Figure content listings
+ + + +

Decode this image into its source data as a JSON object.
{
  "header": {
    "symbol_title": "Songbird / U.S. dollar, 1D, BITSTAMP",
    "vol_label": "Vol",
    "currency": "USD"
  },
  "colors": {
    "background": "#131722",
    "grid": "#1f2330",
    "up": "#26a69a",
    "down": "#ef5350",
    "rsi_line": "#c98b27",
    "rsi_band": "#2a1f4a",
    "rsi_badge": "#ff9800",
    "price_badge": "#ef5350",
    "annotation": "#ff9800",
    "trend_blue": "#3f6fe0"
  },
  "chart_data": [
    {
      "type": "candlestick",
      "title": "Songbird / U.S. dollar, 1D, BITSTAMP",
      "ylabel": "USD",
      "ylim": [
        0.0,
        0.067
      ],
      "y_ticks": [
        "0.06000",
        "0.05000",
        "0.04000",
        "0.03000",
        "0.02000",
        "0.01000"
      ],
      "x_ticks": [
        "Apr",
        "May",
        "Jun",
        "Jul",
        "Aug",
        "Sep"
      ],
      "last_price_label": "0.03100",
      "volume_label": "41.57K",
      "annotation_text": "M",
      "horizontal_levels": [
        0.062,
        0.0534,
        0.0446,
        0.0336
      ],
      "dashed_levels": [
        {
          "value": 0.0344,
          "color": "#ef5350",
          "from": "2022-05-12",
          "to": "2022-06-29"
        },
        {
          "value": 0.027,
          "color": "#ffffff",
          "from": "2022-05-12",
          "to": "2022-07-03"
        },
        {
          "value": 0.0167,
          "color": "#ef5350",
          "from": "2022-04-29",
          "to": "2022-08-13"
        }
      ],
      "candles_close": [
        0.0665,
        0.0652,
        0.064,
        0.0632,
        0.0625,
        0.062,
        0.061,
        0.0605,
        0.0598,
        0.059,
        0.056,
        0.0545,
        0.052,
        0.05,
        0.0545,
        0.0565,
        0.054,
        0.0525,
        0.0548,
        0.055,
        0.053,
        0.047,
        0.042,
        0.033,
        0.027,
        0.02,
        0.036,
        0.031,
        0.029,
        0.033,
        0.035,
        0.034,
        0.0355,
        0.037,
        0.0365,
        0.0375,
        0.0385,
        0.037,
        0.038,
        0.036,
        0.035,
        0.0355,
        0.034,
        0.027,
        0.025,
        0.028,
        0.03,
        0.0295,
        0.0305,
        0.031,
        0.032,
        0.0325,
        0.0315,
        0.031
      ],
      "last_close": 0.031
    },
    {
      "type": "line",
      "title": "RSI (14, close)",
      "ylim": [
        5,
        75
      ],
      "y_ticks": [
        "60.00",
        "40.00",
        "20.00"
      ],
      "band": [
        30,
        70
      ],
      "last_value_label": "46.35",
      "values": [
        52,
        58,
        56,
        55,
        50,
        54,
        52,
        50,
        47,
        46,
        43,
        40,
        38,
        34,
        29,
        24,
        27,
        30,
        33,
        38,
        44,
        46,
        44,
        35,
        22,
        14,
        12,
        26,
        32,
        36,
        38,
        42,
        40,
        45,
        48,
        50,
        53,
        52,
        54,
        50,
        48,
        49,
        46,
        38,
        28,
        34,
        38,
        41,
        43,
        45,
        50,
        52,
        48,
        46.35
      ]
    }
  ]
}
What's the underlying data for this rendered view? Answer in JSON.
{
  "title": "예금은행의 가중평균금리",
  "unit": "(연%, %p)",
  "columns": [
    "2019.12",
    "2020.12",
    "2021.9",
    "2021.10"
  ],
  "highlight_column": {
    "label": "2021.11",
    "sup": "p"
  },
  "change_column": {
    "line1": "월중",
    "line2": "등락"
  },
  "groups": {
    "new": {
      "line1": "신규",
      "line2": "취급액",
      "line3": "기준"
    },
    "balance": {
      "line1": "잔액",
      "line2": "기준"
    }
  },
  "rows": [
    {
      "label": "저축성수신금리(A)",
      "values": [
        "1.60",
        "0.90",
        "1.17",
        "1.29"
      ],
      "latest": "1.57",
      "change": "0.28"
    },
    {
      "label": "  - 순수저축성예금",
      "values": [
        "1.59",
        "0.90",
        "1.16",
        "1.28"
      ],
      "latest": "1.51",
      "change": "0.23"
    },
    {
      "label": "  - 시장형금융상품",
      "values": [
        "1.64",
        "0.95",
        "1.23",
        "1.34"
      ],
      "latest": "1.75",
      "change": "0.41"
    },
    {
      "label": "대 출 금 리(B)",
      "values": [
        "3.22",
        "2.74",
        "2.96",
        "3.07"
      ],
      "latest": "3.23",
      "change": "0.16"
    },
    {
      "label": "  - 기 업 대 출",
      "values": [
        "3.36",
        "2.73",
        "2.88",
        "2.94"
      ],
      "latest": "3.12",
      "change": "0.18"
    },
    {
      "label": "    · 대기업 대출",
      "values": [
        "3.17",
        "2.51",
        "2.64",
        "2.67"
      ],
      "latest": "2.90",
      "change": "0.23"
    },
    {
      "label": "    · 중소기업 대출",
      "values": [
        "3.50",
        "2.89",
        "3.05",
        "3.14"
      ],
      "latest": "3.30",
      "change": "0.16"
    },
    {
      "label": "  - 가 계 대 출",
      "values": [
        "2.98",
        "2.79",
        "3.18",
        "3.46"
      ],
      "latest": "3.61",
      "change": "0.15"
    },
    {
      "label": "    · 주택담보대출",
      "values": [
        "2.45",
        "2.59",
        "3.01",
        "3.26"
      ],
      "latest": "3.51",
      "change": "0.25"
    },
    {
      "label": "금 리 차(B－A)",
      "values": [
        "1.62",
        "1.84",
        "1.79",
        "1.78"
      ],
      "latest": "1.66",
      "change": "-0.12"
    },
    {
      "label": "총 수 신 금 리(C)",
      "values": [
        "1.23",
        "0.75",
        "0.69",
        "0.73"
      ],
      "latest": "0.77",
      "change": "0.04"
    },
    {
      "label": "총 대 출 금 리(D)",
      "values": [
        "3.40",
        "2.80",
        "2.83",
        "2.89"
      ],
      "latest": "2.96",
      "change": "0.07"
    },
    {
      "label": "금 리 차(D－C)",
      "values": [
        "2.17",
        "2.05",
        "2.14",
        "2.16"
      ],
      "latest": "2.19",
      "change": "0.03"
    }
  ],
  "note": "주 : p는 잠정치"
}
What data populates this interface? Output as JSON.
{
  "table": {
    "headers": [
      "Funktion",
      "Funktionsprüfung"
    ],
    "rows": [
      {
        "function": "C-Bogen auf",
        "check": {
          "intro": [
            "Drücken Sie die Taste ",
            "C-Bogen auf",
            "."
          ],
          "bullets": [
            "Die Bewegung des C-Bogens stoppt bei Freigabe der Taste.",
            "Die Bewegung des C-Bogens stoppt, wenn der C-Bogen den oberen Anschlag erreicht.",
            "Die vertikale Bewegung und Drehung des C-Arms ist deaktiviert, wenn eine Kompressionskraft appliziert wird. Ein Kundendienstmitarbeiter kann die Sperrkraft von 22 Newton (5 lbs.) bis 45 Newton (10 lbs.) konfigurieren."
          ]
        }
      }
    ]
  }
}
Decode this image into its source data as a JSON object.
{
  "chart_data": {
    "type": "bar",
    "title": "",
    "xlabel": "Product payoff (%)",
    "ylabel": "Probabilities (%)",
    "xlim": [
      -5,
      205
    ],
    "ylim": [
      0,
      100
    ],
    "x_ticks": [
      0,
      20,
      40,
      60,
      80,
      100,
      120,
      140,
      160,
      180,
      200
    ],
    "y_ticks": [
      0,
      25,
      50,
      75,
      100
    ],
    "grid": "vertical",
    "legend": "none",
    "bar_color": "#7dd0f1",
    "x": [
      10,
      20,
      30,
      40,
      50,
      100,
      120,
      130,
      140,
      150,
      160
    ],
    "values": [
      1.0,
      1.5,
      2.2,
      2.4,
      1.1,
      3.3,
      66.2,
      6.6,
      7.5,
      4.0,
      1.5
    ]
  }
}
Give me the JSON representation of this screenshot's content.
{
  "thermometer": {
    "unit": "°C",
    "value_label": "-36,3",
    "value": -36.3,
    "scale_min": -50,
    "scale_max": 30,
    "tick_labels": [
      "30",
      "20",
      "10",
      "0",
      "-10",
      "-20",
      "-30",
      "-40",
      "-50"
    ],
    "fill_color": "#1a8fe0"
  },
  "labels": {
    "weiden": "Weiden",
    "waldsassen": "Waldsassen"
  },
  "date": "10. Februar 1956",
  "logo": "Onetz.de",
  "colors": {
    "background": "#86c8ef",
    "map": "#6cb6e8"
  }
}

+ + + +

» **Task to complete**
Only the lines from the one containing "Give me the" to the end of the records should be repeated, exactly as they appear.

» **Result**
Give me the JSON representation of this screenshot's content.
{
  "thermometer": {
    "unit": "°C",
    "value_label": "-36,3",
    "value": -36.3,
    "scale_min": -50,
    "scale_max": 30,
    "tick_labels": [
      "30",
      "20",
      "10",
      "0",
      "-10",
      "-20",
      "-30",
      "-40",
      "-50"
    ],
    "fill_color": "#1a8fe0"
  },
  "labels": {
    "weiden": "Weiden",
    "waldsassen": "Waldsassen"
  },
  "date": "10. Februar 1956",
  "logo": "Onetz.de",
  "colors": {
    "background": "#86c8ef",
    "map": "#6cb6e8"
  }
}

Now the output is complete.